↓

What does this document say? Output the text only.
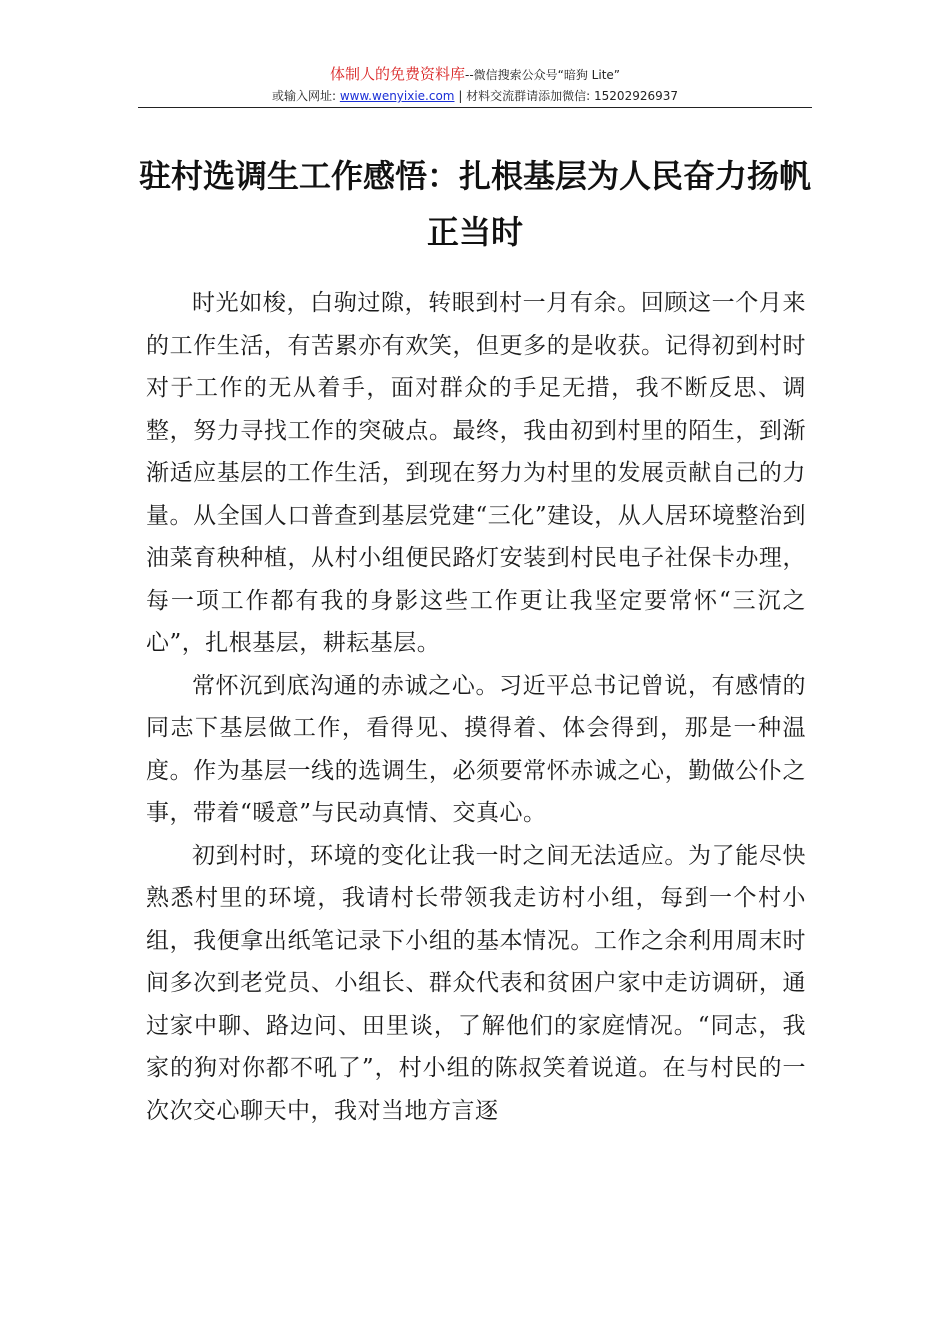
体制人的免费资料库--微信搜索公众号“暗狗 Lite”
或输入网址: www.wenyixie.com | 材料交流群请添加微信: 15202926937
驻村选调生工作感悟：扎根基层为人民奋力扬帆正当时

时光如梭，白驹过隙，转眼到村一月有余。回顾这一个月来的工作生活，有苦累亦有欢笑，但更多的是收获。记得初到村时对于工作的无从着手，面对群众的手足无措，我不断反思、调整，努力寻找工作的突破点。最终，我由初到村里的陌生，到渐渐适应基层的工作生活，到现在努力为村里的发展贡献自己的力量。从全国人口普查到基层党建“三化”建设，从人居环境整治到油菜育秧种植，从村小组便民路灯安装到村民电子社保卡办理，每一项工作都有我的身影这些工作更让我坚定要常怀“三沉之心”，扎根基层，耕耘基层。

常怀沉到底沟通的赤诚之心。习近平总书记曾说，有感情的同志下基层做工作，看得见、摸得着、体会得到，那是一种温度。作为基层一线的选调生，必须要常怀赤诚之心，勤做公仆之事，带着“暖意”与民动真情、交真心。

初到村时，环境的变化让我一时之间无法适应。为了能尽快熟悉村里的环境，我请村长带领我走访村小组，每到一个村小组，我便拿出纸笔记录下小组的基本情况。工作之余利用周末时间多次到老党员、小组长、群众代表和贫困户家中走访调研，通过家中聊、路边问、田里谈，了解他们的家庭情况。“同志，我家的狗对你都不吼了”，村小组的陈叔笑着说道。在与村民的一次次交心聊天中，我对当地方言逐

↑
↓

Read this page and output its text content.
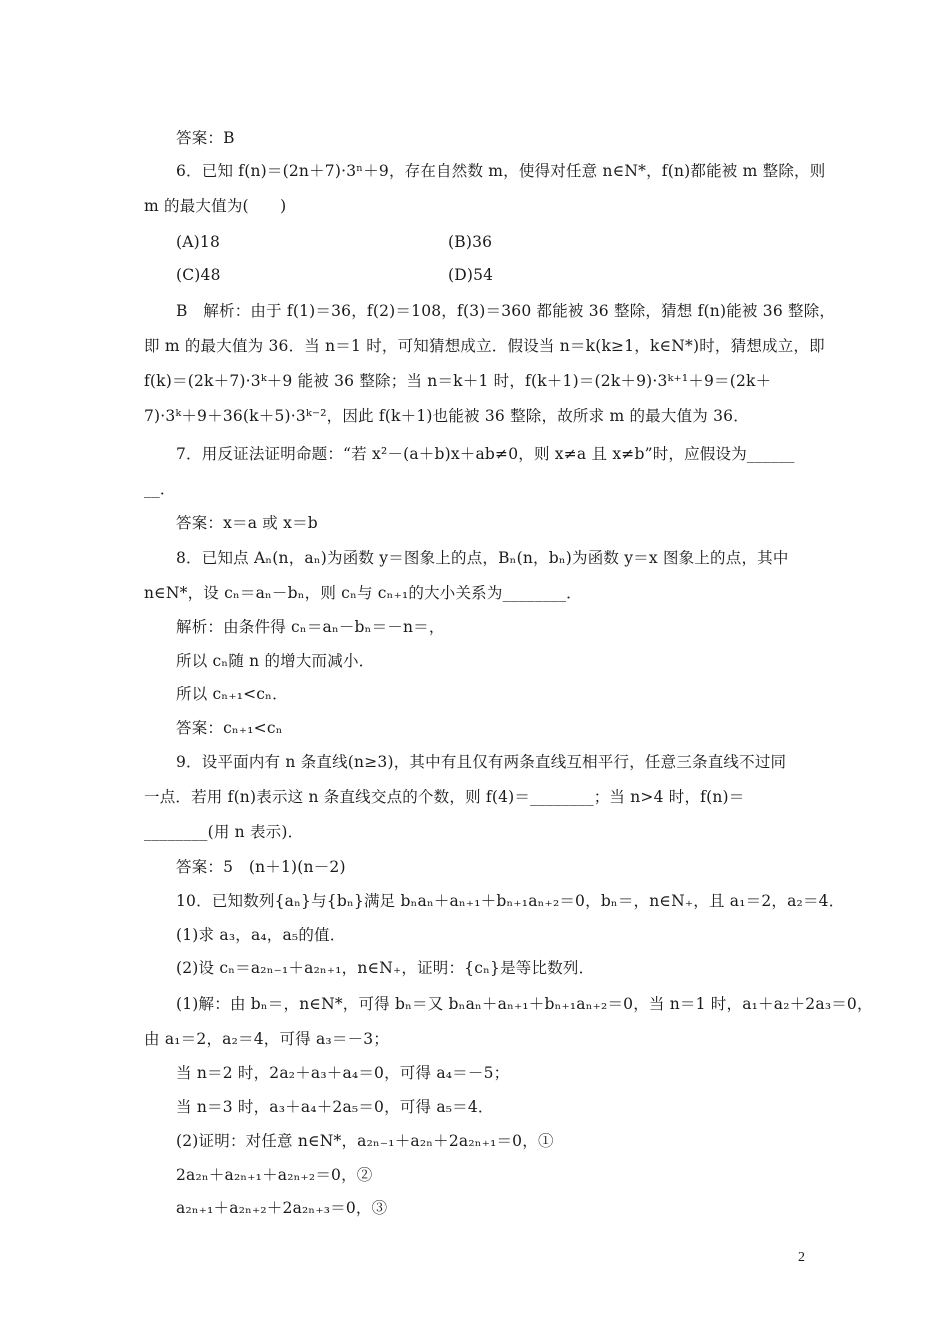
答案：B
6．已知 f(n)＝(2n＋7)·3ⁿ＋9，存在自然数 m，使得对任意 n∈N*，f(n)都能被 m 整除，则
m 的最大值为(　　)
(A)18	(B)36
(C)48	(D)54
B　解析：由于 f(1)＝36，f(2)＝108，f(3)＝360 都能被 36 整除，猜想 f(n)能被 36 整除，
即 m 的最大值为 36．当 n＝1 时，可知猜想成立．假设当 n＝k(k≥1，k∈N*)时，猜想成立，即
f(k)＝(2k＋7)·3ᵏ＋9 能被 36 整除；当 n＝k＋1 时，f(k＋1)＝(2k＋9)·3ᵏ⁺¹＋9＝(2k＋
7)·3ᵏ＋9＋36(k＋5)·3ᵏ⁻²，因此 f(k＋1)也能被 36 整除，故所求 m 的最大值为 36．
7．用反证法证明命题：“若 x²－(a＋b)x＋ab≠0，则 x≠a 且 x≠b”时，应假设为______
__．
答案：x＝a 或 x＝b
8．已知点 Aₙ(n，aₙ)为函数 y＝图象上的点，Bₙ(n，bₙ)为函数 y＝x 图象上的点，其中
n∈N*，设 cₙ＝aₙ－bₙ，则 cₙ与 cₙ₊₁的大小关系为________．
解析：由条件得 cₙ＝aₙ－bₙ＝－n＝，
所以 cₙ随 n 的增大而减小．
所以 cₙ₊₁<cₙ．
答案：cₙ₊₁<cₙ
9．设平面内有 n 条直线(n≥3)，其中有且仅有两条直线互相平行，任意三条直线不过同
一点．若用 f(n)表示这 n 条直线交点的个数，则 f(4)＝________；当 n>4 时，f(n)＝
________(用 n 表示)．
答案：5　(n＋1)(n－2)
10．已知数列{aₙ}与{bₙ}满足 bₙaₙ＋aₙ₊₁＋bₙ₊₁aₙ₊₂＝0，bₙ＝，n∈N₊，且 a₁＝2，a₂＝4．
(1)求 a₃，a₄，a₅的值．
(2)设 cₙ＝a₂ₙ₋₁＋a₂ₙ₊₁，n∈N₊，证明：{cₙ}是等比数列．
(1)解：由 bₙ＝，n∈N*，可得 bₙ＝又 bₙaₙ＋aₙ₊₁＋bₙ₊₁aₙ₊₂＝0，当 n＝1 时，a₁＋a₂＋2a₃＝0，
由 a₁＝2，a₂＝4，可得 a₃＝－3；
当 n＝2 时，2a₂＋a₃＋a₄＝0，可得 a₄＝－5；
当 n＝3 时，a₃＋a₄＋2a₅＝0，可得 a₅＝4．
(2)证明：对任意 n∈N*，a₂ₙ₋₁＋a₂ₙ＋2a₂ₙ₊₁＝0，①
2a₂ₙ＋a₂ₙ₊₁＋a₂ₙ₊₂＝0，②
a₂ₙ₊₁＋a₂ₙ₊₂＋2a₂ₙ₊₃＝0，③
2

↑
↓

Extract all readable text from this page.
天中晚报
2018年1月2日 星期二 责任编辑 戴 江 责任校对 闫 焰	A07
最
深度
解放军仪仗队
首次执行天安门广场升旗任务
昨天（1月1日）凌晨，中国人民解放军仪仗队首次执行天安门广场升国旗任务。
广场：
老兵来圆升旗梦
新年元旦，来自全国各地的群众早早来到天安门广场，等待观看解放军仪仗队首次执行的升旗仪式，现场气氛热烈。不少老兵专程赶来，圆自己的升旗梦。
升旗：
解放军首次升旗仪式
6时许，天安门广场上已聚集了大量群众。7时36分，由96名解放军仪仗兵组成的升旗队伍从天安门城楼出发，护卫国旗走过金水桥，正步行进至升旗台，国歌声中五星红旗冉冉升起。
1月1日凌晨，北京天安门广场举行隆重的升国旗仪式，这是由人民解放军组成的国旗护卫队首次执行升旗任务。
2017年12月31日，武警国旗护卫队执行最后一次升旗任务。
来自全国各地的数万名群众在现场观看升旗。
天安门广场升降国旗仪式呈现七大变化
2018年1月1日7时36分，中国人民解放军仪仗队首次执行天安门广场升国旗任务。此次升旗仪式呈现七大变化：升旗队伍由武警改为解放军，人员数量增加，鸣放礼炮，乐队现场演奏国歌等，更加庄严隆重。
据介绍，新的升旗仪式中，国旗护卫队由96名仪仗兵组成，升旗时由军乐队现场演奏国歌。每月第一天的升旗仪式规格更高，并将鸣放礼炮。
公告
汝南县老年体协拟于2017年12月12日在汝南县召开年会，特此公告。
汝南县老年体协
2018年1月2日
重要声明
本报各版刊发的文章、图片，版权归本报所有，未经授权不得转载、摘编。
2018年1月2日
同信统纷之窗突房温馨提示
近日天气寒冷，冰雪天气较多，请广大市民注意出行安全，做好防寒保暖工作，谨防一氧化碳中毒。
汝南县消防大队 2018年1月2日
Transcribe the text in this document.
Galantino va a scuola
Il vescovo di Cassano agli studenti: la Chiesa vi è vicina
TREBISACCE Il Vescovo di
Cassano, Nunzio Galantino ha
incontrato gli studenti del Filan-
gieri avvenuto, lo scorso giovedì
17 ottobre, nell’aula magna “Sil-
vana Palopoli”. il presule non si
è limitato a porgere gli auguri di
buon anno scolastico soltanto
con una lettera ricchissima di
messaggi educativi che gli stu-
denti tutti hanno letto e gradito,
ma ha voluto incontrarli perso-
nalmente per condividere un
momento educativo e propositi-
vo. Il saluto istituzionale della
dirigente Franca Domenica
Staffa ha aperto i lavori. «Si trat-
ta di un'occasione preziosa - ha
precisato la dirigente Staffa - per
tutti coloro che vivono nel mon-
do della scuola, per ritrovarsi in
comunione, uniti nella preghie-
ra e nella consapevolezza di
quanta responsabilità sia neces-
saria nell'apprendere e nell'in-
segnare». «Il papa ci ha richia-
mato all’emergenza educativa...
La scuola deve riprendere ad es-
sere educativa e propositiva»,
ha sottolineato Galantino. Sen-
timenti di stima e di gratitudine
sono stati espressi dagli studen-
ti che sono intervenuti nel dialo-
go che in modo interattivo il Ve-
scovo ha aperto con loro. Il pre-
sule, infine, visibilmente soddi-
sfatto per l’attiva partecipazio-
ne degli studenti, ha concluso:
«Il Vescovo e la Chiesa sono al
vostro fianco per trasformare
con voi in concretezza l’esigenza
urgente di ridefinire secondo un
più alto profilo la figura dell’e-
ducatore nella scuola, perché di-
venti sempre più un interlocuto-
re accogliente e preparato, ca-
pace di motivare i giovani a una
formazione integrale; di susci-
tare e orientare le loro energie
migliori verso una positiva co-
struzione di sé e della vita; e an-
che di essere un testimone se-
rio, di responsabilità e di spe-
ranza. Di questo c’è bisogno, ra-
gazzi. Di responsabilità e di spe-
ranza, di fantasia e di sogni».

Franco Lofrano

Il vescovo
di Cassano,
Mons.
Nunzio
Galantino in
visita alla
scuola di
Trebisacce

↑

[BRIEF] Note every line above where the string "scuola" shows up, and copy those lines.

[FINAL ANSWER]
Galantino va a scuola
do della scuola, per ritrovarsi in
La scuola deve riprendere ad es-
ducatore nella scuola, perché di-
scuola di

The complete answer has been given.